• Objective
Restate the full listing word for word and leave the pictures out.

------ Extracted information

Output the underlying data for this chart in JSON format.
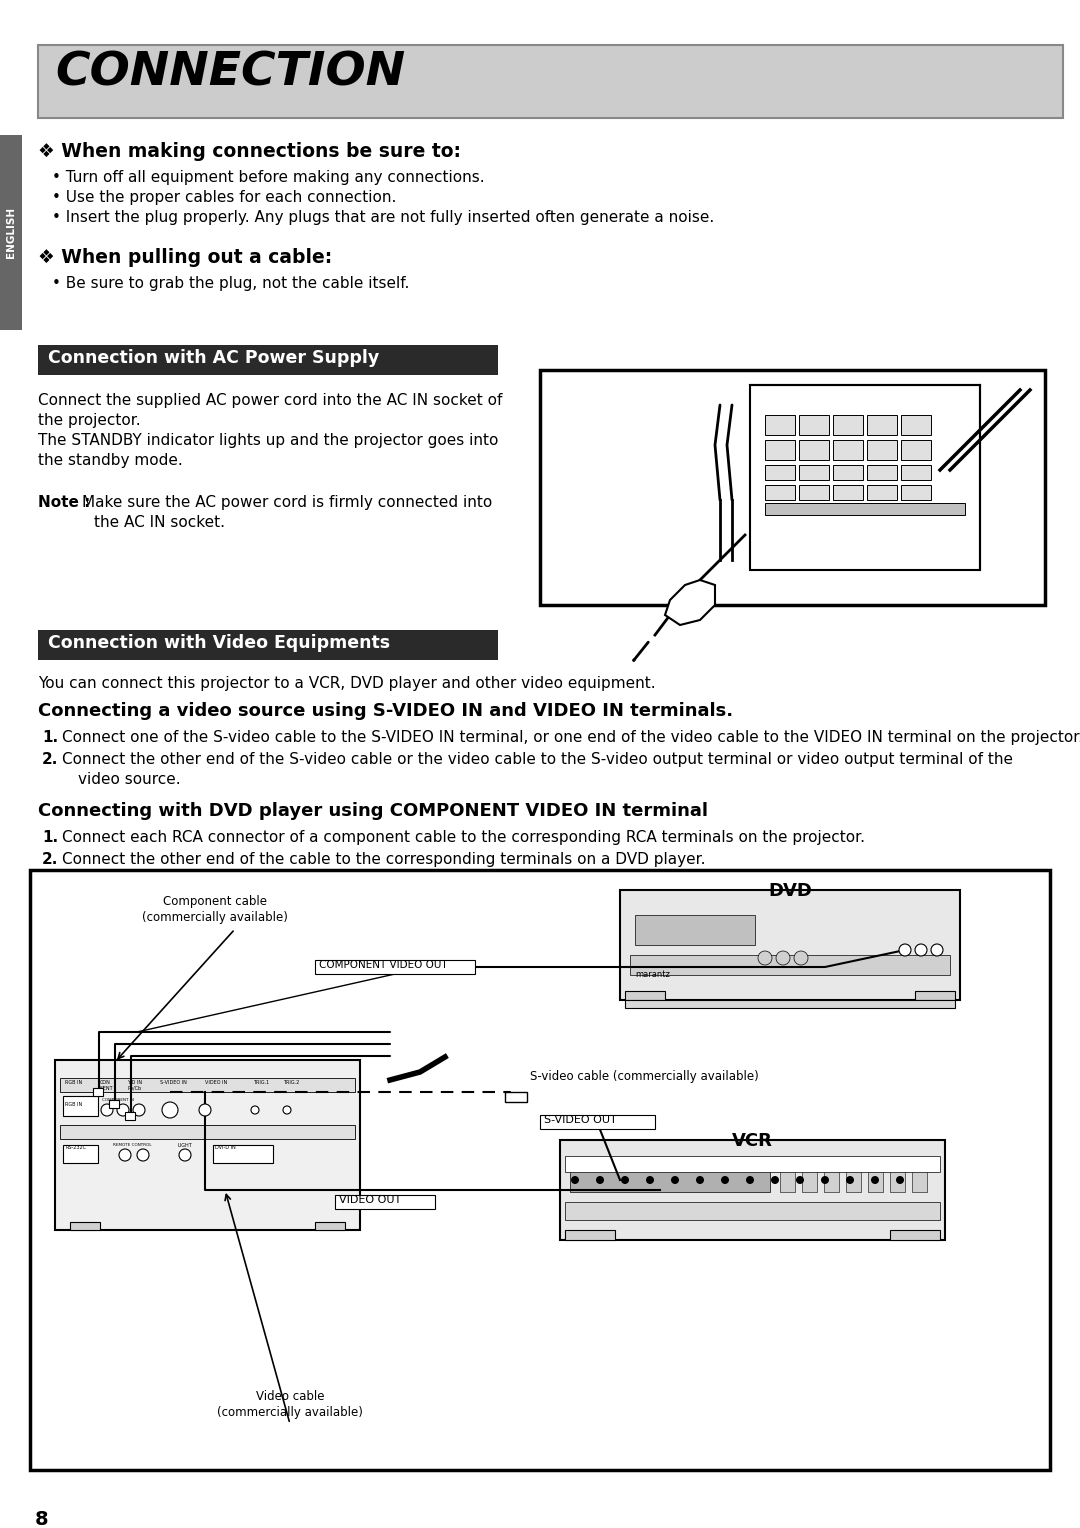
{
  "bg_color": "#ffffff",
  "sidebar_color": "#666666",
  "sidebar_text": "ENGLISH",
  "title_bg_color": "#cccccc",
  "title_border_color": "#888888",
  "title_text": "CONNECTION",
  "section_header_bg": "#2a2a2a",
  "section_header_fg": "#ffffff",
  "heading1": "❖ When making connections be sure to:",
  "bullets1": [
    "Turn off all equipment before making any connections.",
    "Use the proper cables for each connection.",
    "Insert the plug properly. Any plugs that are not fully inserted often generate a noise."
  ],
  "heading2": "❖ When pulling out a cable:",
  "bullets2": [
    "Be sure to grab the plug, not the cable itself."
  ],
  "section1_title": "Connection with AC Power Supply",
  "section1_para1": "Connect the supplied AC power cord into the AC IN socket of",
  "section1_para2": "the projector.",
  "section1_para3": "The STANDBY indicator lights up and the projector goes into",
  "section1_para4": "the standby mode.",
  "section1_note1": "Note : Make sure the AC power cord is firmly connected into",
  "section1_note2": "         the AC IN socket.",
  "section2_title": "Connection with Video Equipments",
  "section2_intro": "You can connect this projector to a VCR, DVD player and other video equipment.",
  "section2_subhead1": "Connecting a video source using S-VIDEO IN and VIDEO IN terminals.",
  "section2_step1a": "Connect one of the S-video cable to the S-VIDEO IN terminal, or one end of the video cable to the VIDEO IN terminal on the projector.",
  "section2_step1b": "Connect the other end of the S-video cable or the video cable to the S-video output terminal or video output terminal of the",
  "section2_step1b2": "video source.",
  "section2_subhead2": "Connecting with DVD player using COMPONENT VIDEO IN terminal",
  "section2_step2a": "Connect each RCA connector of a component cable to the corresponding RCA terminals on the projector.",
  "section2_step2b": "Connect the other end of the cable to the corresponding terminals on a DVD player.",
  "page_number": "8",
  "diagram_border_color": "#333333"
}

------------

• Result of the exercise
Output the underlying data for this chart in JSON format.
{
  "bg_color": "#ffffff",
  "sidebar_color": "#666666",
  "sidebar_text": "ENGLISH",
  "title_bg_color": "#cccccc",
  "title_border_color": "#888888",
  "title_text": "CONNECTION",
  "section_header_bg": "#2a2a2a",
  "section_header_fg": "#ffffff",
  "heading1": "❖ When making connections be sure to:",
  "bullets1": [
    "Turn off all equipment before making any connections.",
    "Use the proper cables for each connection.",
    "Insert the plug properly. Any plugs that are not fully inserted often generate a noise."
  ],
  "heading2": "❖ When pulling out a cable:",
  "bullets2": [
    "Be sure to grab the plug, not the cable itself."
  ],
  "section1_title": "Connection with AC Power Supply",
  "section1_para1": "Connect the supplied AC power cord into the AC IN socket of",
  "section1_para2": "the projector.",
  "section1_para3": "The STANDBY indicator lights up and the projector goes into",
  "section1_para4": "the standby mode.",
  "section1_note1": "Note : Make sure the AC power cord is firmly connected into",
  "section1_note2": "         the AC IN socket.",
  "section2_title": "Connection with Video Equipments",
  "section2_intro": "You can connect this projector to a VCR, DVD player and other video equipment.",
  "section2_subhead1": "Connecting a video source using S-VIDEO IN and VIDEO IN terminals.",
  "section2_step1a": "Connect one of the S-video cable to the S-VIDEO IN terminal, or one end of the video cable to the VIDEO IN terminal on the projector.",
  "section2_step1b": "Connect the other end of the S-video cable or the video cable to the S-video output terminal or video output terminal of the",
  "section2_step1b2": "video source.",
  "section2_subhead2": "Connecting with DVD player using COMPONENT VIDEO IN terminal",
  "section2_step2a": "Connect each RCA connector of a component cable to the corresponding RCA terminals on the projector.",
  "section2_step2b": "Connect the other end of the cable to the corresponding terminals on a DVD player.",
  "page_number": "8",
  "diagram_border_color": "#333333"
}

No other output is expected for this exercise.